For the material that follows, list every line containing the word "Analytical".

**Supplied records**
--------

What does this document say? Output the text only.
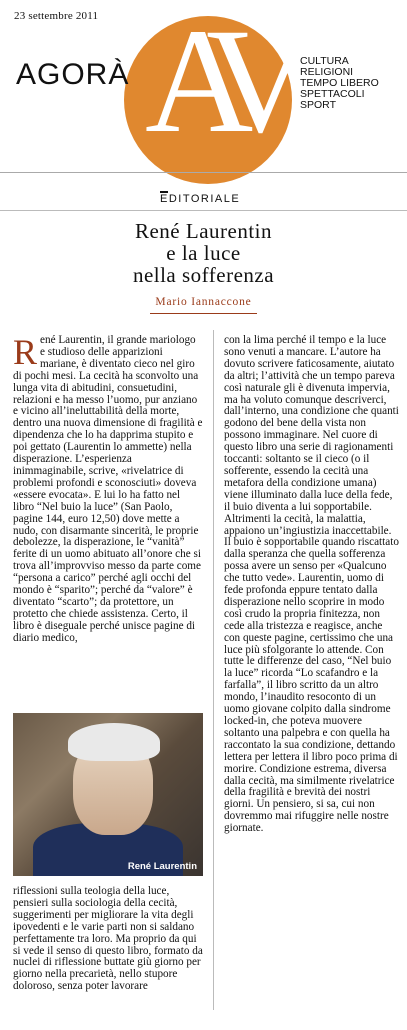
23 settembre 2011 AV
AGORÀ	CULTURA
RELIGIONI
TEMPO LIBERO
SPETTACOLI
SPORT
EDITORIALE
René Laurentin
e la luce
nella sofferenza
Mario Iannaccone

René Laurentin, il grande mariologo e studioso delle apparizioni mariane, è diventato cieco nel giro di pochi mesi. La cecità ha sconvolto una lunga vita di abitudini, consuetudini, relazioni e ha messo l’uomo, pur anziano e vicino all’ineluttabilità della morte, dentro una nuova dimensione di fragilità e dipendenza che lo ha dapprima stupito e poi gettato (Laurentin lo ammette) nella disperazione. L’esperienza inimmaginabile, scrive, «rivelatrice di problemi profondi e sconosciuti» doveva «essere evocata». E lui lo ha fatto nel libro “Nel buio la luce” (San Paolo, pagine 144, euro 12,50) dove mette a nudo, con disarmante sincerità, le proprie debolezze, la disperazione, le “vanità” ferite di un uomo abituato all’onore che si trova all’improvviso messo da parte come “persona a carico” perché agli occhi del mondo è “sparito”; perché da “valore” è diventato “scarto”; da protettore, un protetto che chiede assistenza. Certo, il libro è diseguale perché unisce pagine di diario medico,

René Laurentin

riflessioni sulla teologia della luce, pensieri sulla sociologia della cecità, suggerimenti per migliorare la vita degli ipovedenti e le varie parti non si saldano perfettamente tra loro. Ma proprio da qui si vede il senso di questo libro, formato da nuclei di riflessione buttate giù giorno per giorno nella precarietà, nello stupore doloroso, senza poter lavorare

con la lima perché il tempo e la luce sono venuti a mancare. L’autore ha dovuto scrivere faticosamente, aiutato da altri; l’attività che un tempo pareva così naturale gli è divenuta impervia, ma ha voluto comunque descriverci, dall’interno, una condizione che quanti godono del bene della vista non possono immaginare. Nel cuore di questo libro una serie di ragionamenti toccanti: soltanto se il cieco (o il sofferente, essendo la cecità una metafora della condizione umana) viene illuminato dalla luce della fede, il buio diventa a lui sopportabile. Altrimenti la cecità, la malattia, appaiono un’ingiustizia inaccettabile. Il buio è sopportabile quando riscattato dalla speranza che quella sofferenza possa avere un senso per «Qualcuno che tutto vede». Laurentin, uomo di fede profonda eppure tentato dalla disperazione nello scoprire in modo così crudo la propria finitezza, non cede alla tristezza e reagisce, anche con queste pagine, certissimo che una luce più sfolgorante lo attende. Con tutte le differenze del caso, “Nel buio la luce” ricorda “Lo scafandro e la farfalla”, il libro scritto da un altro mondo, l’inaudito resoconto di un uomo giovane colpito dalla sindrome locked-in, che poteva muovere soltanto una palpebra e con quella ha raccontato la sua condizione, dettando lettera per lettera il libro poco prima di morire. Condizione estrema, diversa dalla cecità, ma similmente rivelatrice della fragilità e brevità dei nostri giorni. Un pensiero, si sa, cui non dovremmo mai rifuggire nelle nostre giornate.
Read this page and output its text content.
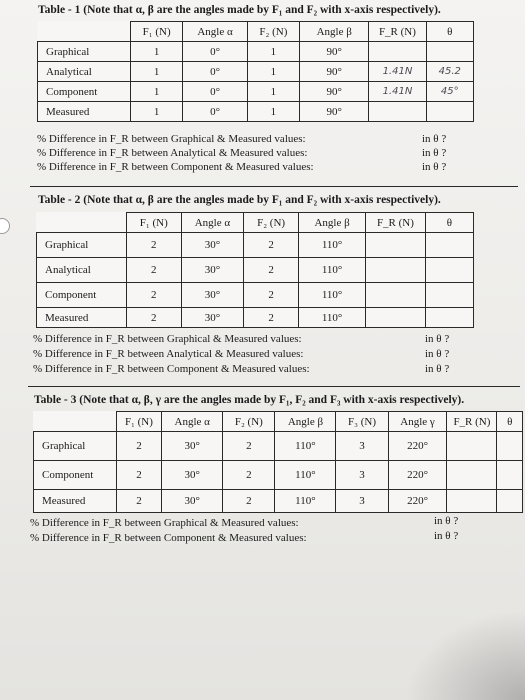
Table - 1 (Note that α, β are the angles made by F₁ and F₂ with x-axis respectively).
	F₁ (N)	Angle α	F₂ (N)	Angle β	F_R (N)	θ
Graphical	1	0°	1	90°		
Analytical	1	0°	1	90°	1.41N	45.2
Component	1	0°	1	90°	1.41N	45°
Measured	1	0°	1	90°		
% Difference in F_R between Graphical & Measured values:
% Difference in F_R between Analytical & Measured values:
% Difference in F_R between Component & Measured values:
in θ ?
in θ ?
in θ ?
Table - 2 (Note that α, β are the angles made by F₁ and F₂ with x-axis respectively).
	F₁ (N)	Angle α	F₂ (N)	Angle β	F_R (N)	θ
Graphical	2	30°	2	110°		
Analytical	2	30°	2	110°		
Component	2	30°	2	110°		
Measured	2	30°	2	110°		
% Difference in F_R between Graphical & Measured values:
% Difference in F_R between Analytical & Measured values:
% Difference in F_R between Component & Measured values:
in θ ?
in θ ?
in θ ?
Table - 3 (Note that α, β, γ are the angles made by F₁, F₂ and F₃ with x-axis respectively).
	F₁ (N)	Angle α	F₂ (N)	Angle β	F₃ (N)	Angle γ	F_R (N)	θ
Graphical	2	30°	2	110°	3	220°		
Component	2	30°	2	110°	3	220°		
Measured	2	30°	2	110°	3	220°		
% Difference in F_R between Graphical & Measured values:
% Difference in F_R between Component & Measured values:
in θ ?
in θ ?
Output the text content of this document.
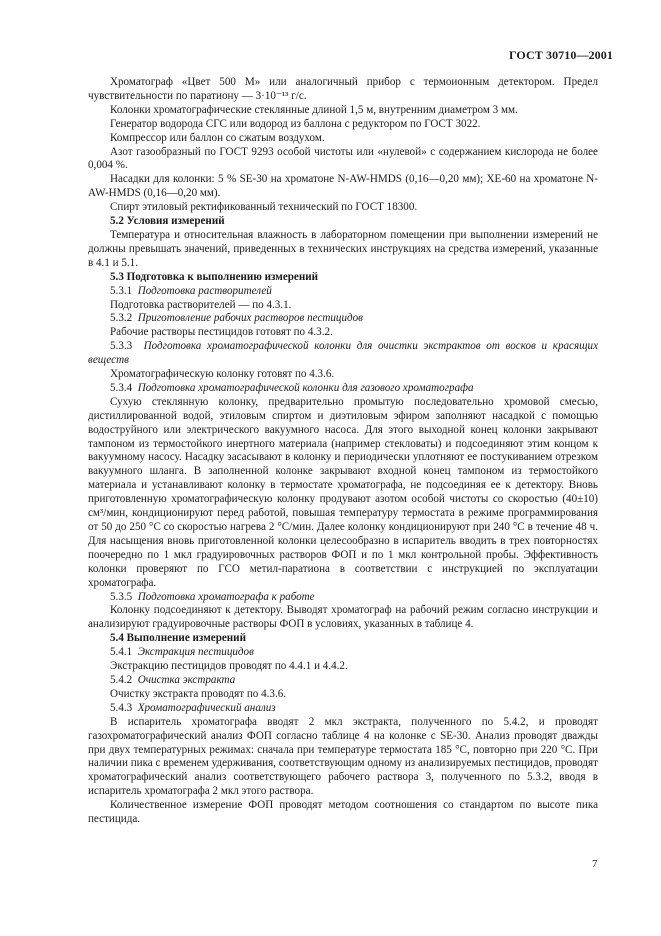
ГОСТ 30710—2001

Хроматограф «Цвет 500 М» или аналогичный прибор с термоионным детектором. Предел чувствительности по паратиону — 3·10⁻¹³ г/с.

Колонки хроматографические стеклянные длиной 1,5 м, внутренним диаметром 3 мм.

Генератор водорода СГС или водород из баллона с редуктором по ГОСТ 3022.

Компрессор или баллон со сжатым воздухом.

Азот газообразный по ГОСТ 9293 особой чистоты или «нулевой» с содержанием кислорода не более 0,004 %.

Насадки для колонки: 5 % SE-30 на хроматоне N-AW-HMDS (0,16—0,20 мм); XE-60 на хроматоне N-AW-HMDS (0,16—0,20 мм).

Спирт этиловый ректификованный технический по ГОСТ 18300.

5.2 Условия измерений

Температура и относительная влажность в лабораторном помещении при выполнении измерений не должны превышать значений, приведенных в технических инструкциях на средства измерений, указанные в 4.1 и 5.1.

5.3 Подготовка к выполнению измерений

5.3.1 Подготовка растворителей

Подготовка растворителей — по 4.3.1.

5.3.2 Приготовление рабочих растворов пестицидов

Рабочие растворы пестицидов готовят по 4.3.2.

5.3.3 Подготовка хроматографической колонки для очистки экстрактов от восков и красящих веществ

Хроматографическую колонку готовят по 4.3.6.

5.3.4 Подготовка хроматографической колонки для газового хроматографа

Сухую стеклянную колонку, предварительно промытую последовательно хромовой смесью, дистиллированной водой, этиловым спиртом и диэтиловым эфиром заполняют насадкой с помощью водоструйного или электрического вакуумного насоса. Для этого выходной конец колонки закрывают тампоном из термостойкого инертного материала (например стекловаты) и подсоединяют этим концом к вакуумному насосу. Насадку засасывают в колонку и периодически уплотняют ее постукиванием отрезком вакуумного шланга. В заполненной колонке закрывают входной конец тампоном из термостойкого материала и устанавливают колонку в термостате хроматографа, не подсоединяя ее к детектору. Вновь приготовленную хроматографическую колонку продувают азотом особой чистоты со скоростью (40±10) см³/мин, кондиционируют перед работой, повышая температуру термостата в режиме программирования от 50 до 250 °С со скоростью нагрева 2 °С/мин. Далее колонку кондиционируют при 240 °С в течение 48 ч. Для насыщения вновь приготовленной колонки целесообразно в испаритель вводить в трех повторностях поочередно по 1 мкл градуировочных растворов ФОП и по 1 мкл контрольной пробы. Эффективность колонки проверяют по ГСО метил-паратиона в соответствии с инструкцией по эксплуатации хроматографа.

5.3.5 Подготовка хроматографа к работе

Колонку подсоединяют к детектору. Выводят хроматограф на рабочий режим согласно инструкции и анализируют градуировочные растворы ФОП в условиях, указанных в таблице 4.

5.4 Выполнение измерений

5.4.1 Экстракция пестицидов

Экстракцию пестицидов проводят по 4.4.1 и 4.4.2.

5.4.2 Очистка экстракта

Очистку экстракта проводят по 4.3.6.

5.4.3 Хроматографический анализ

В испаритель хроматографа вводят 2 мкл экстракта, полученного по 5.4.2, и проводят газохроматографический анализ ФОП согласно таблице 4 на колонке с SE-30. Анализ проводят дважды при двух температурных режимах: сначала при температуре термостата 185 °С, повторно при 220 °С. При наличии пика с временем удерживания, соответствующим одному из анализируемых пестицидов, проводят хроматографический анализ соответствующего рабочего раствора 3, полученного по 5.3.2, вводя в испаритель хроматографа 2 мкл этого раствора.

Количественное измерение ФОП проводят методом соотношения со стандартом по высоте пика пестицида.

7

--------

**Expected output**
Analytical	1	0°	1	90°	1.41N	45.2
% Difference in F_R between Analytical & Measured values:
Analytical	2	30°	2	110°		
% Difference in F_R between Analytical & Measured values:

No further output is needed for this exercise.